- PROBLEM STATEMENT -
Pull out every line below holding the word "width".

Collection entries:
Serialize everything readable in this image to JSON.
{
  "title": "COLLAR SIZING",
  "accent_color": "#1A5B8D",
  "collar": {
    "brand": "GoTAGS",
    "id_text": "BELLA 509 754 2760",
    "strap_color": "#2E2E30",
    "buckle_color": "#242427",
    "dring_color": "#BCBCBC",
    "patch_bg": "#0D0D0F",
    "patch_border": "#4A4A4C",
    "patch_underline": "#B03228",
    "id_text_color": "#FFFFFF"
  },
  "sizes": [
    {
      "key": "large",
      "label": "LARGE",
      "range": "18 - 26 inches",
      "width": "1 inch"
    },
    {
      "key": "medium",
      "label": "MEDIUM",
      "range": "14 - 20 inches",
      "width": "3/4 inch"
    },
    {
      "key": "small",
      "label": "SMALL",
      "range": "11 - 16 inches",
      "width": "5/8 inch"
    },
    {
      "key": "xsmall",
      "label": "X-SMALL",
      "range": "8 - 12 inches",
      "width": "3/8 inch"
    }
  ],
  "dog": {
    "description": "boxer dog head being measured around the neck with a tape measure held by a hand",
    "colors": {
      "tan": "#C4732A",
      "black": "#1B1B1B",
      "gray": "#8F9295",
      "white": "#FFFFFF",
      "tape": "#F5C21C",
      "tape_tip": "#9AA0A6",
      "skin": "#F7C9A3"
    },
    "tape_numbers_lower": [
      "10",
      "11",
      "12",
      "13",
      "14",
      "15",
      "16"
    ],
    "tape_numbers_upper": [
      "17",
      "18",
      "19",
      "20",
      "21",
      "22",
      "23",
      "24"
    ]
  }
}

- SOLUTION TO THIS TASK -
      "width": "1 inch"
      "width": "3/4 inch"
      "width": "5/8 inch"
      "width": "3/8 inch"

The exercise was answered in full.